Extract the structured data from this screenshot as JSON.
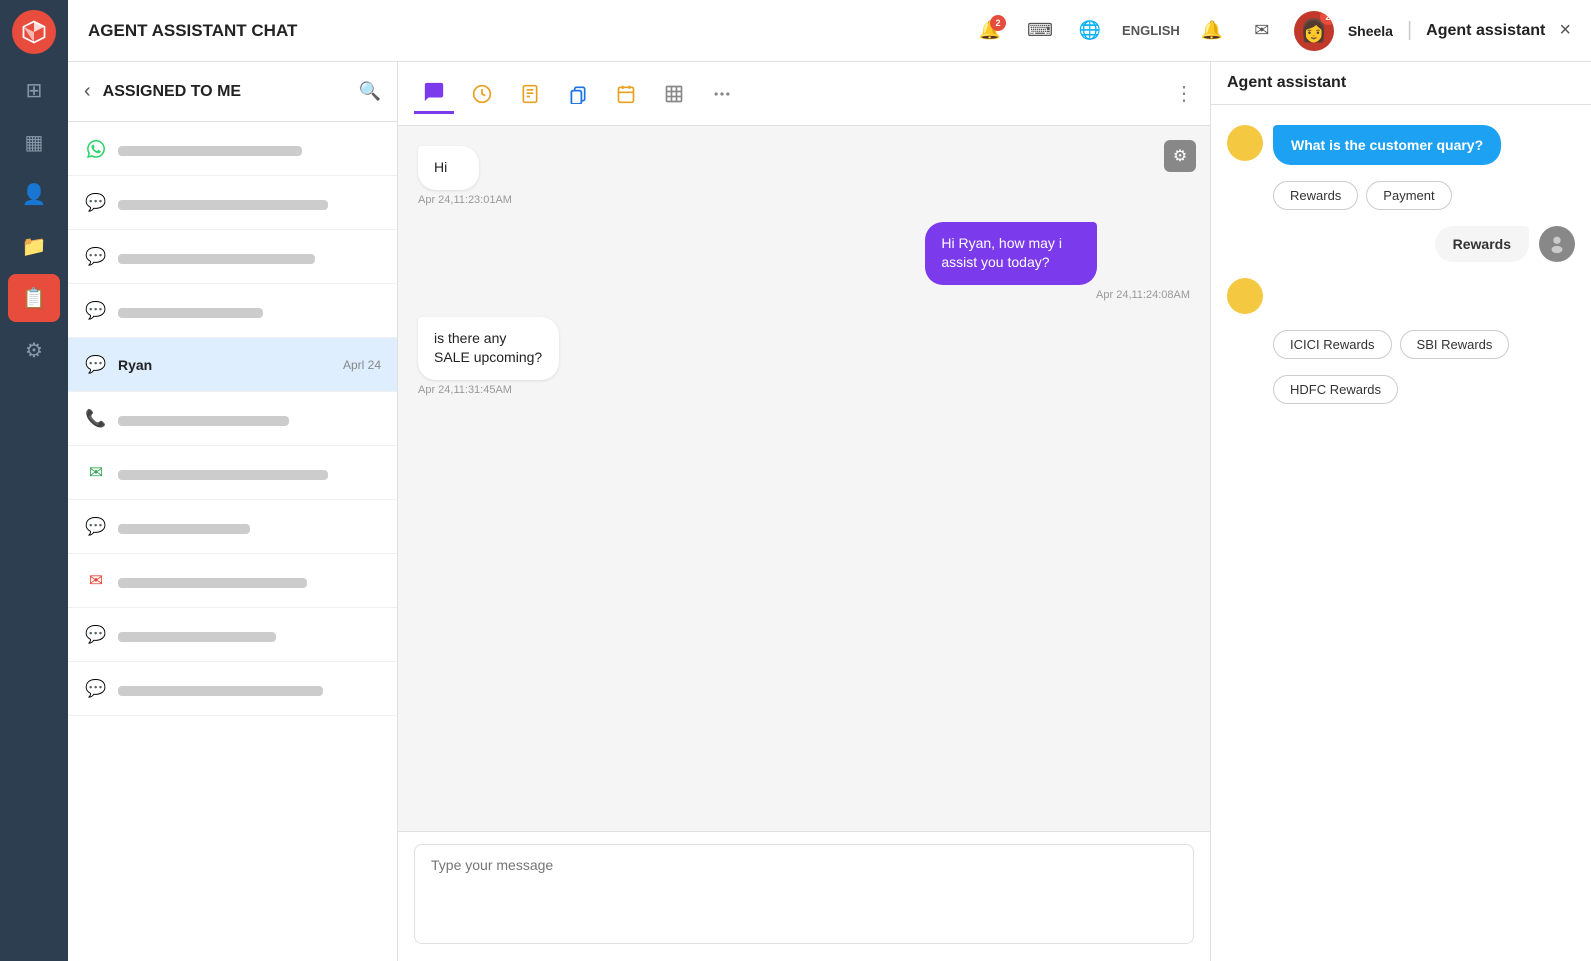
{
  "app": {
    "title": "AGENT ASSISTANT CHAT"
  },
  "header": {
    "notification_count": "2",
    "language": "ENGLISH",
    "user_name": "Sheela",
    "agent_panel_title": "Agent assistant",
    "close_label": "×"
  },
  "nav": {
    "items": [
      {
        "id": "home",
        "icon": "⊞",
        "active": false
      },
      {
        "id": "calendar",
        "icon": "📅",
        "active": false
      },
      {
        "id": "contacts",
        "icon": "👤",
        "active": false
      },
      {
        "id": "files",
        "icon": "📁",
        "active": false
      },
      {
        "id": "reports",
        "icon": "📋",
        "active": true
      },
      {
        "id": "settings",
        "icon": "⚙",
        "active": false
      }
    ]
  },
  "conversations": {
    "header_title": "ASSIGNED TO ME",
    "items": [
      {
        "id": 1,
        "type": "whatsapp",
        "date": "",
        "selected": false
      },
      {
        "id": 2,
        "type": "chat",
        "date": "",
        "selected": false
      },
      {
        "id": 3,
        "type": "chat",
        "date": "",
        "selected": false
      },
      {
        "id": 4,
        "type": "chat",
        "date": "",
        "selected": false
      },
      {
        "id": 5,
        "type": "chat",
        "name": "Ryan",
        "date": "Aprl 24",
        "selected": true
      },
      {
        "id": 6,
        "type": "phone",
        "date": "",
        "selected": false
      },
      {
        "id": 7,
        "type": "email2",
        "date": "",
        "selected": false
      },
      {
        "id": 8,
        "type": "chat",
        "date": "",
        "selected": false
      },
      {
        "id": 9,
        "type": "email",
        "date": "",
        "selected": false
      },
      {
        "id": 10,
        "type": "chat",
        "date": "",
        "selected": false
      },
      {
        "id": 11,
        "type": "chat",
        "date": "",
        "selected": false
      }
    ]
  },
  "chat": {
    "tabs": [
      {
        "id": "chat",
        "icon": "💬",
        "active": true
      },
      {
        "id": "history",
        "icon": "🕐",
        "active": false
      },
      {
        "id": "note",
        "icon": "📝",
        "active": false
      },
      {
        "id": "copy",
        "icon": "📋",
        "active": false
      },
      {
        "id": "calendar",
        "icon": "📅",
        "active": false
      },
      {
        "id": "table",
        "icon": "📊",
        "active": false
      }
    ],
    "messages": [
      {
        "id": 1,
        "side": "left",
        "text": "Hi",
        "time": "Apr 24,11:23:01AM"
      },
      {
        "id": 2,
        "side": "right",
        "text": "Hi Ryan, how may i assist you today?",
        "time": "Apr 24,11:24:08AM"
      },
      {
        "id": 3,
        "side": "left",
        "text": "is there any SALE upcoming?",
        "time": "Apr 24,11:31:45AM"
      }
    ],
    "input_placeholder": "Type your message"
  },
  "agent_assistant": {
    "panel_title": "Agent assistant",
    "messages": [
      {
        "id": 1,
        "from": "bot",
        "text": "What is the customer quary?"
      },
      {
        "id": 2,
        "from": "chips",
        "chips": [
          "Rewards",
          "Payment"
        ]
      },
      {
        "id": 3,
        "from": "user",
        "text": "Rewards"
      },
      {
        "id": 4,
        "from": "bot",
        "text": ""
      },
      {
        "id": 5,
        "from": "chips2",
        "chips": [
          "ICICI Rewards",
          "SBI Rewards",
          "HDFC Rewards"
        ]
      }
    ],
    "chips_row1": [
      "Rewards",
      "Payment"
    ],
    "chips_row2": [
      "ICICI Rewards",
      "SBI Rewards"
    ],
    "chips_row3": [
      "HDFC Rewards"
    ]
  }
}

- OBJECTIVE
Leave out the pictures, and give all the records again exactly.

- SOLUTION FOR THIS PROBLEM
Extract the structured data from this screenshot as JSON.
{
  "app": {
    "title": "AGENT ASSISTANT CHAT"
  },
  "header": {
    "notification_count": "2",
    "language": "ENGLISH",
    "user_name": "Sheela",
    "agent_panel_title": "Agent assistant",
    "close_label": "×"
  },
  "nav": {
    "items": [
      {
        "id": "home",
        "icon": "⊞",
        "active": false
      },
      {
        "id": "calendar",
        "icon": "📅",
        "active": false
      },
      {
        "id": "contacts",
        "icon": "👤",
        "active": false
      },
      {
        "id": "files",
        "icon": "📁",
        "active": false
      },
      {
        "id": "reports",
        "icon": "📋",
        "active": true
      },
      {
        "id": "settings",
        "icon": "⚙",
        "active": false
      }
    ]
  },
  "conversations": {
    "header_title": "ASSIGNED TO ME",
    "items": [
      {
        "id": 1,
        "type": "whatsapp",
        "date": "",
        "selected": false
      },
      {
        "id": 2,
        "type": "chat",
        "date": "",
        "selected": false
      },
      {
        "id": 3,
        "type": "chat",
        "date": "",
        "selected": false
      },
      {
        "id": 4,
        "type": "chat",
        "date": "",
        "selected": false
      },
      {
        "id": 5,
        "type": "chat",
        "name": "Ryan",
        "date": "Aprl 24",
        "selected": true
      },
      {
        "id": 6,
        "type": "phone",
        "date": "",
        "selected": false
      },
      {
        "id": 7,
        "type": "email2",
        "date": "",
        "selected": false
      },
      {
        "id": 8,
        "type": "chat",
        "date": "",
        "selected": false
      },
      {
        "id": 9,
        "type": "email",
        "date": "",
        "selected": false
      },
      {
        "id": 10,
        "type": "chat",
        "date": "",
        "selected": false
      },
      {
        "id": 11,
        "type": "chat",
        "date": "",
        "selected": false
      }
    ]
  },
  "chat": {
    "tabs": [
      {
        "id": "chat",
        "icon": "💬",
        "active": true
      },
      {
        "id": "history",
        "icon": "🕐",
        "active": false
      },
      {
        "id": "note",
        "icon": "📝",
        "active": false
      },
      {
        "id": "copy",
        "icon": "📋",
        "active": false
      },
      {
        "id": "calendar",
        "icon": "📅",
        "active": false
      },
      {
        "id": "table",
        "icon": "📊",
        "active": false
      }
    ],
    "messages": [
      {
        "id": 1,
        "side": "left",
        "text": "Hi",
        "time": "Apr 24,11:23:01AM"
      },
      {
        "id": 2,
        "side": "right",
        "text": "Hi Ryan, how may i assist you today?",
        "time": "Apr 24,11:24:08AM"
      },
      {
        "id": 3,
        "side": "left",
        "text": "is there any SALE upcoming?",
        "time": "Apr 24,11:31:45AM"
      }
    ],
    "input_placeholder": "Type your message"
  },
  "agent_assistant": {
    "panel_title": "Agent assistant",
    "messages": [
      {
        "id": 1,
        "from": "bot",
        "text": "What is the customer quary?"
      },
      {
        "id": 2,
        "from": "chips",
        "chips": [
          "Rewards",
          "Payment"
        ]
      },
      {
        "id": 3,
        "from": "user",
        "text": "Rewards"
      },
      {
        "id": 4,
        "from": "bot",
        "text": ""
      },
      {
        "id": 5,
        "from": "chips2",
        "chips": [
          "ICICI Rewards",
          "SBI Rewards",
          "HDFC Rewards"
        ]
      }
    ],
    "chips_row1": [
      "Rewards",
      "Payment"
    ],
    "chips_row2": [
      "ICICI Rewards",
      "SBI Rewards"
    ],
    "chips_row3": [
      "HDFC Rewards"
    ]
  }
}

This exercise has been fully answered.